Directive a:
Please set down the stretch of the blog post below from "Mmm.. Apa ya.." through "rest ya :')".

This what I believe, you?

Mmm.. Apa ya.. I don't know what I'm going to write here (yeah like usual, suddenly, I've written much, even too much hehe). Setelah kemaren malem belajar mikro dan baru tidur jam 1 bareng sama Kimel. Hari ini ujian Teori Mikroekonomi I, setelah dua hari yang lalu makro, sekarang mikronya. But no differences. Susahnya teteup! #sigh Let God do the rest ya :')

You know what, I've just visited someone's tumblr. Well, honestly, I do not know who she is, just a random click, I guess. But, I've got something that can make me realize about a thing. Ya a thing that it supposed to do a long time ago. It's about move on. If I read again my blog post from the first one, I realized, I changed now. A kinda 'transition'. A kinda 'learning-period'. A kinda 'grow up'. What else? A kinda have a better change. And I wish, it's true. I am bigger than last time you saw me in red and white uniform. I am older than last time you saw me in blue and white uniform. I am more daring than last time you saw me in gray and white uniform. And I am more stronger than you saw me in last year. I am better than you saw me in last time you saw me. Yeah totally different! Everybody do the same, right?

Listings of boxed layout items
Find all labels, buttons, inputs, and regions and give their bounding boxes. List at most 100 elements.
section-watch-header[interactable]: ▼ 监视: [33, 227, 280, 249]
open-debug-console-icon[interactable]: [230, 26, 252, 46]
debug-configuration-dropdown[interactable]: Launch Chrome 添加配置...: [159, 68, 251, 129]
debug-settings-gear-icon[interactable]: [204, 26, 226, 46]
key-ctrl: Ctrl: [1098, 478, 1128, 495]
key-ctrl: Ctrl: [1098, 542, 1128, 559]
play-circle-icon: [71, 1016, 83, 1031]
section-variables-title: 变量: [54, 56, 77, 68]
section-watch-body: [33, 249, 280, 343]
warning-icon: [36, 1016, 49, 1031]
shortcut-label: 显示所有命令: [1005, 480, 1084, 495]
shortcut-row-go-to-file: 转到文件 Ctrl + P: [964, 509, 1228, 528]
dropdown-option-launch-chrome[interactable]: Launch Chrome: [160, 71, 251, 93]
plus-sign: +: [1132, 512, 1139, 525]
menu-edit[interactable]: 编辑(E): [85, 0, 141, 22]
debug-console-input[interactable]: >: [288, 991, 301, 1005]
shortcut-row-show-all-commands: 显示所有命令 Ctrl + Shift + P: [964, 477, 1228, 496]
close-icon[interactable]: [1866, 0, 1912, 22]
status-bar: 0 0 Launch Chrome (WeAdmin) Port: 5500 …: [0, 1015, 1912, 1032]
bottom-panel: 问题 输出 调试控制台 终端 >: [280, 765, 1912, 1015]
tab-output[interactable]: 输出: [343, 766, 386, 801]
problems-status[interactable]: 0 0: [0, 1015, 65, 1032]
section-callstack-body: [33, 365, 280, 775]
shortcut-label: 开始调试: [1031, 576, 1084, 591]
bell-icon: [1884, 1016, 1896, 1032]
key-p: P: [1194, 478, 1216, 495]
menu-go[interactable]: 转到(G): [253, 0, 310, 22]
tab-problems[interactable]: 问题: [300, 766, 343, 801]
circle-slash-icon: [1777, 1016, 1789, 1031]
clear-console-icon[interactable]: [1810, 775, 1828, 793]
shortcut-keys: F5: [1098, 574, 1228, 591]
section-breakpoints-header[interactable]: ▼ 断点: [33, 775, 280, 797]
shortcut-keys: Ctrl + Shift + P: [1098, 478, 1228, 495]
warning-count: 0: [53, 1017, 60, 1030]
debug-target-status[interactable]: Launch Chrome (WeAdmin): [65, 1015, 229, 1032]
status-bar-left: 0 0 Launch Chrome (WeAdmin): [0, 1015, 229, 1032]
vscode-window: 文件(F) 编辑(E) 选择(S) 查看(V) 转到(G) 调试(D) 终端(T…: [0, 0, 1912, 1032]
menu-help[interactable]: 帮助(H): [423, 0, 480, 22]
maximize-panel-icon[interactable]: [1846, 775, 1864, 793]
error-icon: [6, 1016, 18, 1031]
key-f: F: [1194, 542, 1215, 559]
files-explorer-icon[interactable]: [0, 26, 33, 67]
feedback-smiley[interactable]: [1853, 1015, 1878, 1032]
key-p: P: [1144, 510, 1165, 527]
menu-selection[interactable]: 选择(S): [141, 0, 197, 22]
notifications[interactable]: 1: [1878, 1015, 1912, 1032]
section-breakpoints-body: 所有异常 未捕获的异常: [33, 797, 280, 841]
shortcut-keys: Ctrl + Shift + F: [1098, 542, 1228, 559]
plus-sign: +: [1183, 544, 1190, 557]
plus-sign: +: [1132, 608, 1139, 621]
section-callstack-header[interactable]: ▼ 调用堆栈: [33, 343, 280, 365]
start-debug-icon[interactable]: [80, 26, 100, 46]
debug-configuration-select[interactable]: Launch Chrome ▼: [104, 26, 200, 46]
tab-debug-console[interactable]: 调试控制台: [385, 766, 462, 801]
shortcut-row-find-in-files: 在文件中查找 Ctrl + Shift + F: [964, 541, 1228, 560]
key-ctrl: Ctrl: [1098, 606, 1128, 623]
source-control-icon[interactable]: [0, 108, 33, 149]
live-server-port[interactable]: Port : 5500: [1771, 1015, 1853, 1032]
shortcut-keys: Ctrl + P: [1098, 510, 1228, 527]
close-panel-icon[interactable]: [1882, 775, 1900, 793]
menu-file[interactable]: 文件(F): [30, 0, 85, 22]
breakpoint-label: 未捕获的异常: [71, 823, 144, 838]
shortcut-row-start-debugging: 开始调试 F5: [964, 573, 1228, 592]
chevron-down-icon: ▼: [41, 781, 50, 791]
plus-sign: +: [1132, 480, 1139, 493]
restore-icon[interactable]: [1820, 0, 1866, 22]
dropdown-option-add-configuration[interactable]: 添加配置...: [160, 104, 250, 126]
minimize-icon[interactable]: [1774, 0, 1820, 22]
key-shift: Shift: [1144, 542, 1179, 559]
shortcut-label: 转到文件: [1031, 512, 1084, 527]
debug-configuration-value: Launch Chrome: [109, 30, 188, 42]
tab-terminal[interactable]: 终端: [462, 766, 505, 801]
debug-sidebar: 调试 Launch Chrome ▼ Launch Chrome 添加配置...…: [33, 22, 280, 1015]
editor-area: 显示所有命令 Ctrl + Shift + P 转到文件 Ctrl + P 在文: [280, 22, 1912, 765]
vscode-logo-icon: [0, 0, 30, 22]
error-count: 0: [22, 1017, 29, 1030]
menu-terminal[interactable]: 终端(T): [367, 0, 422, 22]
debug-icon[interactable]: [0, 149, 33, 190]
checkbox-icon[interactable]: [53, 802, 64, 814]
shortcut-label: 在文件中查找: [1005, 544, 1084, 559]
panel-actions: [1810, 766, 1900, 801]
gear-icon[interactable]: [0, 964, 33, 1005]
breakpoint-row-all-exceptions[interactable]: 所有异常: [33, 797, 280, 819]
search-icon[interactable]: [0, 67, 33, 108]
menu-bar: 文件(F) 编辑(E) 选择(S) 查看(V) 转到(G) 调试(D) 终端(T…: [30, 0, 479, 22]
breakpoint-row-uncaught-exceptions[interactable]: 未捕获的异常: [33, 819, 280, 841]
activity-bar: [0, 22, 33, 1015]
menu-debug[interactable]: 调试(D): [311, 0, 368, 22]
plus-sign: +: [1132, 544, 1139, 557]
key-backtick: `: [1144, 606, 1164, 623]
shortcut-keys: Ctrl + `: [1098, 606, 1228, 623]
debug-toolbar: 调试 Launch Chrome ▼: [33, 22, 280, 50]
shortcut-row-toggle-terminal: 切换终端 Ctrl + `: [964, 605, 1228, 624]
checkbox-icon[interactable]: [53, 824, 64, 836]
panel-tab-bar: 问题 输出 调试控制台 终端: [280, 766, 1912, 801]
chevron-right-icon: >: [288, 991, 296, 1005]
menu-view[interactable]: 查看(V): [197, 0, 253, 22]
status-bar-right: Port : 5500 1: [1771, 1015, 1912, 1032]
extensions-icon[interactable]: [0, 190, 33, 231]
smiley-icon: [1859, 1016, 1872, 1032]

Directive b:
Rewrite the stretch of the records above from their start through the line containing "key-ctrl: Ctrl: [1098, 542, 1128, 559]" as a numbered list, omitting any blank lines.

Task answer a:
Mmm.. Apa ya.. I don't know what I'm going to write here (yeah like usual, suddenly, I've written much, even too much hehe). Setelah kemaren malem belajar mikro dan baru tidur jam 1 bareng sama Kimel. Hari ini ujian Teori Mikroekonomi I, setelah dua hari yang lalu makro, sekarang mikronya. But no differences. Susahnya teteup! #sigh Let God do the rest ya :')

Task answer b:
1. Find all labels, buttons, inputs, and regions and give their bounding boxes. List at most 100 elements.
2. section-watch-header[interactable]: ▼ 监视: [33, 227, 280, 249]
3. open-debug-console-icon[interactable]: [230, 26, 252, 46]
4. debug-configuration-dropdown[interactable]: Launch Chrome 添加配置...: [159, 68, 251, 129]
5. debug-settings-gear-icon[interactable]: [204, 26, 226, 46]
6. key-ctrl: Ctrl: [1098, 478, 1128, 495]
7. key-ctrl: Ctrl: [1098, 542, 1128, 559]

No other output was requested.